◆ Short task a
These questions concern the notebooklm-chunker page:
(i) Which Python version does the project require?
(ii) Which command creates the workflow file ./nblm.toml?
(iii) Into how many chunks does the demo command split the book?

Turn long PDFs into chunked NotebookLM workflows with Studio outputs
Project description
notebooklm-chunker
Uploading one large PDF to NotebookLM usually gives weak Studio outputs. Reports, slide decks, quizzes, and similar artifacts stay short and generic because they are generated from one oversized context.
notebooklm-chunker solves that by splitting a long document into smaller,
heading-aware chunks, uploading each chunk as a separate NotebookLM source,
and then running the Studio outputs you choose. The result is closer to an
interactive learning kit than a single uploaded PDF.
Demo
This repository ships with a full demo built around the freely downloadable InfoQ mini-book Domain-Driven Design Quickly.
This demo command is set up to split the book into 5 chunks, then generate 5 reports and 5 slide decks from those chunks.
Command:
nblm run --config ./examples/workflows/ddd-quickly-demo.toml
Generated NotebookLM:
Requirements
- Python 3.12+
pip
This project automates NotebookLM through
notebooklm-py, which is an
unofficial community library.
For local development and contribution flow, see DEVELOPMENT.md.
Installation
From PyPI:
pip install "notebooklm-chunker[full]"
python -m playwright install chromium
nblm login
From a local checkout:
python -m pip install "/ABS/PATH/notebooklm-chunker[full]"
python -m playwright install chromium
nblm login
If you already have valid NotebookLM auth state, you can skip nblm login.
To clear local notebooklm-py auth state later:
nblm logout
Quick Start
Create a workflow file:
nblm init
This writes ./nblm.toml. Edit it with your document path, notebook title, and
the Studio outputs you want. If you want a ready-made config, you can also copy
one of the example workflow files from the GitHub repo into nblm.toml.
Run the whole flow:
nblm run --config ./nblm.toml
Continue later from the saved run state:
nblm resume --config ./nblm.toml
Repo demo example: run the bundled multi-chunk DDD workflow:
nblm run --config ./examples/workflows/ddd-quickly-demo.toml
Repo demo example: resume that workflow later after quotas reset:
nblm resume --config ./examples/workflows/ddd-quickly-demo.toml
Example: after a previous run, add per-chunk quizzes later without
re-uploading the chunks:
nblm studios --config ./quiz.toml
Check auth, config, Playwright, and PDF parser readiness:
nblm doctor --config ./nblm.toml
Show the installed CLI version:
nblm --version
source.path lives in the config file, so you do not need to pass the input
document as a CLI argument.

◆ Material for the task
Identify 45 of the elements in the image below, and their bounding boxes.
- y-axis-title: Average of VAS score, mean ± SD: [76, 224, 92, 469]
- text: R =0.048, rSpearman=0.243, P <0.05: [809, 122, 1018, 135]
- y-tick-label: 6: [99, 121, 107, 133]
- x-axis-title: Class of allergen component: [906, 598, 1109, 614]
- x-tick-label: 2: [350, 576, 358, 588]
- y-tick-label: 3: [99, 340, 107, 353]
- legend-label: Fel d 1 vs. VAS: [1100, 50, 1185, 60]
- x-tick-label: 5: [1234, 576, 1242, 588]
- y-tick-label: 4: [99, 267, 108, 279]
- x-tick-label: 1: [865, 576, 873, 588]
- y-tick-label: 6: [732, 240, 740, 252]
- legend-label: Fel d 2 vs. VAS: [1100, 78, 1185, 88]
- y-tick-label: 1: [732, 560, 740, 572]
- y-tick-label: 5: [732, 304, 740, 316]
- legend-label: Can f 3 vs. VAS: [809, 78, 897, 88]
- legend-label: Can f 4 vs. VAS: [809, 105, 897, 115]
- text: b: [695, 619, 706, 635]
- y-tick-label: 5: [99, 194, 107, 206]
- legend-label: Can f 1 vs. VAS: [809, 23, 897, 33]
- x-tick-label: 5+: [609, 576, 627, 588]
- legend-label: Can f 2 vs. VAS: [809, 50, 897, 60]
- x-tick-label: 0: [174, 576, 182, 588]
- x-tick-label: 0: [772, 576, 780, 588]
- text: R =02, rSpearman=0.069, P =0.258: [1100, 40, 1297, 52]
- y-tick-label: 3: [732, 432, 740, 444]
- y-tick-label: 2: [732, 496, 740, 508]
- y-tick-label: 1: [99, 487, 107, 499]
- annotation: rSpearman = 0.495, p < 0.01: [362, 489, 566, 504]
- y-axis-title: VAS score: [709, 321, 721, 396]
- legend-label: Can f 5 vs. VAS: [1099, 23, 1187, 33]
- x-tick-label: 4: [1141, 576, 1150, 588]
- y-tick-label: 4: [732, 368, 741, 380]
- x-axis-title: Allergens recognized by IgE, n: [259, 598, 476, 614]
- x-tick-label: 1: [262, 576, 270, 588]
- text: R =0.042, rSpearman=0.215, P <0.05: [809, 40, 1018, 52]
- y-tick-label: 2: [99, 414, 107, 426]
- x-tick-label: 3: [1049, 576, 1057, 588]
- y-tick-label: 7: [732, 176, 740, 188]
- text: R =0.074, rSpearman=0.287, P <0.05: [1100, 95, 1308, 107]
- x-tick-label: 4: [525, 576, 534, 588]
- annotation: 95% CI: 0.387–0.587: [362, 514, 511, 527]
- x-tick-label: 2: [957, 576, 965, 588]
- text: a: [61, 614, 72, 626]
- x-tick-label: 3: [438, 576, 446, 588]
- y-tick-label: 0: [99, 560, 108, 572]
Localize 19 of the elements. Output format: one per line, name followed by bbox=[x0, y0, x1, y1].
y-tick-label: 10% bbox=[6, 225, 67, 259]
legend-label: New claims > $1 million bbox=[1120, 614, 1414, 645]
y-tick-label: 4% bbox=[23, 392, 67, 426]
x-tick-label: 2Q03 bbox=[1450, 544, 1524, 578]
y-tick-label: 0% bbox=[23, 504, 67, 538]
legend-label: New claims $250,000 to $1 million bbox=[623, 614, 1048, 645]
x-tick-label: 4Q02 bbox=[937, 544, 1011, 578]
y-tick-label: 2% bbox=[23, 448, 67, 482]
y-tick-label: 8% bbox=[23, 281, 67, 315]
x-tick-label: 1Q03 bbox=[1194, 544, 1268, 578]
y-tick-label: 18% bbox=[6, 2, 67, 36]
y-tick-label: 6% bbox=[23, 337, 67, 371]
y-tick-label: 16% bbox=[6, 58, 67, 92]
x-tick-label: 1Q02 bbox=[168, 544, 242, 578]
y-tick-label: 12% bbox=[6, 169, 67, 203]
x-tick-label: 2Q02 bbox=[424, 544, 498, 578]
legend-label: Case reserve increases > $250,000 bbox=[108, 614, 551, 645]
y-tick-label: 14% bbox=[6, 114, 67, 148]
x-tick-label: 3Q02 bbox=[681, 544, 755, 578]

◆ Short task b
Can you render the records as a JSON list of strings, one string per line, with blank lines left out? Begin at the first line of the records and stop after the line that has "y-tick-label: 10% bbox=[6, 225, 67, 259]".

◆ Complete response a
(i) Python 3.12+
(ii) nblm init
(iii) 5

◆ Complete response b
[
  "Identify 45 of the elements in the image below, and their bounding boxes.",
  "- y-axis-title: Average of VAS score, mean ± SD: [76, 224, 92, 469]",
  "- text: R =0.048, rSpearman=0.243, P <0.05: [809, 122, 1018, 135]",
  "- y-tick-label: 6: [99, 121, 107, 133]",
  "- x-axis-title: Class of allergen component: [906, 598, 1109, 614]",
  "- x-tick-label: 2: [350, 576, 358, 588]",
  "- y-tick-label: 3: [99, 340, 107, 353]",
  "- legend-label: Fel d 1 vs. VAS: [1100, 50, 1185, 60]",
  "- x-tick-label: 5: [1234, 576, 1242, 588]",
  "- y-tick-label: 4: [99, 267, 108, 279]",
  "- x-tick-label: 1: [865, 576, 873, 588]",
  "- y-tick-label: 6: [732, 240, 740, 252]",
  "- legend-label: Fel d 2 vs. VAS: [1100, 78, 1185, 88]",
  "- y-tick-label: 1: [732, 560, 740, 572]",
  "- y-tick-label: 5: [732, 304, 740, 316]",
  "- legend-label: Can f 3 vs. VAS: [809, 78, 897, 88]",
  "- legend-label: Can f 4 vs. VAS: [809, 105, 897, 115]",
  "- text: b: [695, 619, 706, 635]",
  "- y-tick-label: 5: [99, 194, 107, 206]",
  "- legend-label: Can f 1 vs. VAS: [809, 23, 897, 33]",
  "- x-tick-label: 5+: [609, 576, 627, 588]",
  "- legend-label: Can f 2 vs. VAS: [809, 50, 897, 60]",
  "- x-tick-label: 0: [174, 576, 182, 588]",
  "- x-tick-label: 0: [772, 576, 780, 588]",
  "- text: R =02, rSpearman=0.069, P =0.258: [1100, 40, 1297, 52]",
  "- y-tick-label: 3: [732, 432, 740, 444]",
  "- y-tick-label: 2: [732, 496, 740, 508]",
  "- y-tick-label: 1: [99, 487, 107, 499]",
  "- annotation: rSpearman = 0.495, p < 0.01: [362, 489, 566, 504]",
  "- y-axis-title: VAS score: [709, 321, 721, 396]",
  "- legend-label: Can f 5 vs. VAS: [1099, 23, 1187, 33]",
  "- x-tick-label: 4: [1141, 576, 1150, 588]",
  "- y-tick-label: 4: [732, 368, 741, 380]",
  "- x-axis-title: Allergens recognized by IgE, n: [259, 598, 476, 614]",
  "- x-tick-label: 1: [262, 576, 270, 588]",
  "- text: R =0.042, rSpearman=0.215, P <0.05: [809, 40, 1018, 52]",
  "- y-tick-label: 2: [99, 414, 107, 426]",
  "- x-tick-label: 3: [1049, 576, 1057, 588]",
  "- y-tick-label: 7: [732, 176, 740, 188]",
  "- text: R =0.074, rSpearman=0.287, P <0.05: [1100, 95, 1308, 107]",
  "- x-tick-label: 4: [525, 576, 534, 588]",
  "- annotation: 95% CI: 0.387–0.587: [362, 514, 511, 527]",
  "- x-tick-label: 2: [957, 576, 965, 588]",
  "- text: a: [61, 614, 72, 626]",
  "- x-tick-label: 3: [438, 576, 446, 588]",
  "- y-tick-label: 0: [99, 560, 108, 572]",
  "Localize 19 of the elements. Output format: one per line, name followed by bbox=[x0, y0, x1, y1].",
  "y-tick-label: 10% bbox=[6, 225, 67, 259]"
]